** begin Material supplied **
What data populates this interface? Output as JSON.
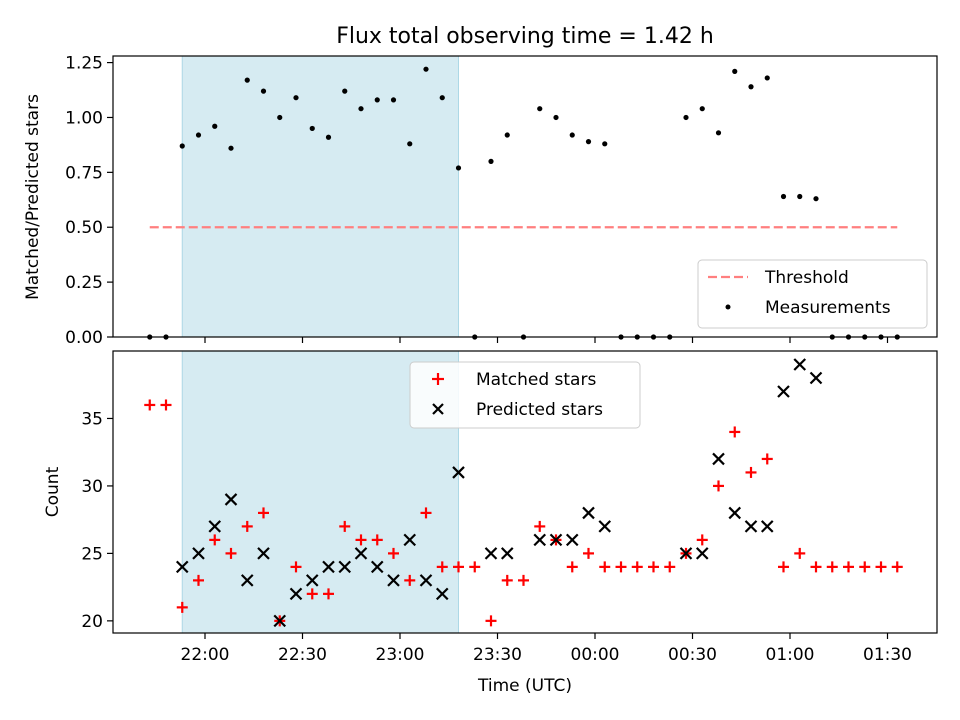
{
  "figure": {
    "title": "Flux total observing time = 1.42 h",
    "xlabel": "Time (UTC)",
    "x_tick_labels": [
      "22:00",
      "22:30",
      "23:00",
      "23:30",
      "00:00",
      "00:30",
      "01:00",
      "01:30"
    ],
    "shaded_span": [
      "21:53",
      "23:18"
    ],
    "shade_color": "#add8e6"
  },
  "chart_data": [
    {
      "type": "scatter",
      "title": "Flux total observing time = 1.42 h",
      "xlabel": "",
      "ylabel": "Matched/Predicted stars",
      "x_unit": "time HH:MM (UTC)",
      "ylim": [
        0,
        1.28
      ],
      "y_ticks": [
        "0.00",
        "0.25",
        "0.50",
        "0.75",
        "1.00",
        "1.25"
      ],
      "legend_position": "lower right",
      "threshold": {
        "name": "Threshold",
        "value": 0.5,
        "x_range": [
          "21:43",
          "01:33"
        ],
        "color": "#ff7f7f",
        "style": "dashed"
      },
      "series": [
        {
          "name": "Measurements",
          "color": "#000000",
          "marker": "dot",
          "points": [
            [
              "21:43",
              0.0
            ],
            [
              "21:48",
              0.0
            ],
            [
              "21:53",
              0.87
            ],
            [
              "21:58",
              0.92
            ],
            [
              "22:03",
              0.96
            ],
            [
              "22:08",
              0.86
            ],
            [
              "22:13",
              1.17
            ],
            [
              "22:18",
              1.12
            ],
            [
              "22:23",
              1.0
            ],
            [
              "22:28",
              1.09
            ],
            [
              "22:33",
              0.95
            ],
            [
              "22:38",
              0.91
            ],
            [
              "22:43",
              1.12
            ],
            [
              "22:48",
              1.04
            ],
            [
              "22:53",
              1.08
            ],
            [
              "22:58",
              1.08
            ],
            [
              "23:03",
              0.88
            ],
            [
              "23:08",
              1.22
            ],
            [
              "23:13",
              1.09
            ],
            [
              "23:18",
              0.77
            ],
            [
              "23:23",
              0.0
            ],
            [
              "23:28",
              0.8
            ],
            [
              "23:33",
              0.92
            ],
            [
              "23:38",
              0.0
            ],
            [
              "23:43",
              1.04
            ],
            [
              "23:48",
              1.0
            ],
            [
              "23:53",
              0.92
            ],
            [
              "23:58",
              0.89
            ],
            [
              "00:03",
              0.88
            ],
            [
              "00:08",
              0.0
            ],
            [
              "00:13",
              0.0
            ],
            [
              "00:18",
              0.0
            ],
            [
              "00:23",
              0.0
            ],
            [
              "00:28",
              1.0
            ],
            [
              "00:33",
              1.04
            ],
            [
              "00:38",
              0.93
            ],
            [
              "00:43",
              1.21
            ],
            [
              "00:48",
              1.14
            ],
            [
              "00:53",
              1.18
            ],
            [
              "00:58",
              0.64
            ],
            [
              "01:03",
              0.64
            ],
            [
              "01:08",
              0.63
            ],
            [
              "01:13",
              0.0
            ],
            [
              "01:18",
              0.0
            ],
            [
              "01:23",
              0.0
            ],
            [
              "01:28",
              0.0
            ],
            [
              "01:33",
              0.0
            ]
          ]
        }
      ]
    },
    {
      "type": "scatter",
      "xlabel": "Time (UTC)",
      "ylabel": "Count",
      "x_unit": "time HH:MM (UTC)",
      "ylim": [
        19.1,
        40.0
      ],
      "y_ticks": [
        "20",
        "25",
        "30",
        "35"
      ],
      "legend_position": "upper center",
      "series": [
        {
          "name": "Matched stars",
          "color": "#ff0000",
          "marker": "plus",
          "points": [
            [
              "21:43",
              36
            ],
            [
              "21:48",
              36
            ],
            [
              "21:53",
              21
            ],
            [
              "21:58",
              23
            ],
            [
              "22:03",
              26
            ],
            [
              "22:08",
              25
            ],
            [
              "22:13",
              27
            ],
            [
              "22:18",
              28
            ],
            [
              "22:23",
              20
            ],
            [
              "22:28",
              24
            ],
            [
              "22:33",
              22
            ],
            [
              "22:38",
              22
            ],
            [
              "22:43",
              27
            ],
            [
              "22:48",
              26
            ],
            [
              "22:53",
              26
            ],
            [
              "22:58",
              25
            ],
            [
              "23:03",
              23
            ],
            [
              "23:08",
              28
            ],
            [
              "23:13",
              24
            ],
            [
              "23:18",
              24
            ],
            [
              "23:23",
              24
            ],
            [
              "23:28",
              20
            ],
            [
              "23:33",
              23
            ],
            [
              "23:38",
              23
            ],
            [
              "23:43",
              27
            ],
            [
              "23:48",
              26
            ],
            [
              "23:53",
              24
            ],
            [
              "23:58",
              25
            ],
            [
              "00:03",
              24
            ],
            [
              "00:08",
              24
            ],
            [
              "00:13",
              24
            ],
            [
              "00:18",
              24
            ],
            [
              "00:23",
              24
            ],
            [
              "00:28",
              25
            ],
            [
              "00:33",
              26
            ],
            [
              "00:38",
              30
            ],
            [
              "00:43",
              34
            ],
            [
              "00:48",
              31
            ],
            [
              "00:53",
              32
            ],
            [
              "00:58",
              24
            ],
            [
              "01:03",
              25
            ],
            [
              "01:08",
              24
            ],
            [
              "01:13",
              24
            ],
            [
              "01:18",
              24
            ],
            [
              "01:23",
              24
            ],
            [
              "01:28",
              24
            ],
            [
              "01:33",
              24
            ]
          ]
        },
        {
          "name": "Predicted stars",
          "color": "#000000",
          "marker": "x",
          "points": [
            [
              "21:53",
              24
            ],
            [
              "21:58",
              25
            ],
            [
              "22:03",
              27
            ],
            [
              "22:08",
              29
            ],
            [
              "22:13",
              23
            ],
            [
              "22:18",
              25
            ],
            [
              "22:23",
              20
            ],
            [
              "22:28",
              22
            ],
            [
              "22:33",
              23
            ],
            [
              "22:38",
              24
            ],
            [
              "22:43",
              24
            ],
            [
              "22:48",
              25
            ],
            [
              "22:53",
              24
            ],
            [
              "22:58",
              23
            ],
            [
              "23:03",
              26
            ],
            [
              "23:08",
              23
            ],
            [
              "23:13",
              22
            ],
            [
              "23:18",
              31
            ],
            [
              "23:28",
              25
            ],
            [
              "23:33",
              25
            ],
            [
              "23:43",
              26
            ],
            [
              "23:48",
              26
            ],
            [
              "23:53",
              26
            ],
            [
              "23:58",
              28
            ],
            [
              "00:03",
              27
            ],
            [
              "00:28",
              25
            ],
            [
              "00:33",
              25
            ],
            [
              "00:38",
              32
            ],
            [
              "00:43",
              28
            ],
            [
              "00:48",
              27
            ],
            [
              "00:53",
              27
            ],
            [
              "00:58",
              37
            ],
            [
              "01:03",
              39
            ],
            [
              "01:08",
              38
            ]
          ]
        }
      ]
    }
  ]
}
** end Material supplied **
- [What is required]:
Copy each line that contains the word "xlabel".

- [Task result]:
    "xlabel": "Time (UTC)",
      "xlabel": "",
      "xlabel": "Time (UTC)",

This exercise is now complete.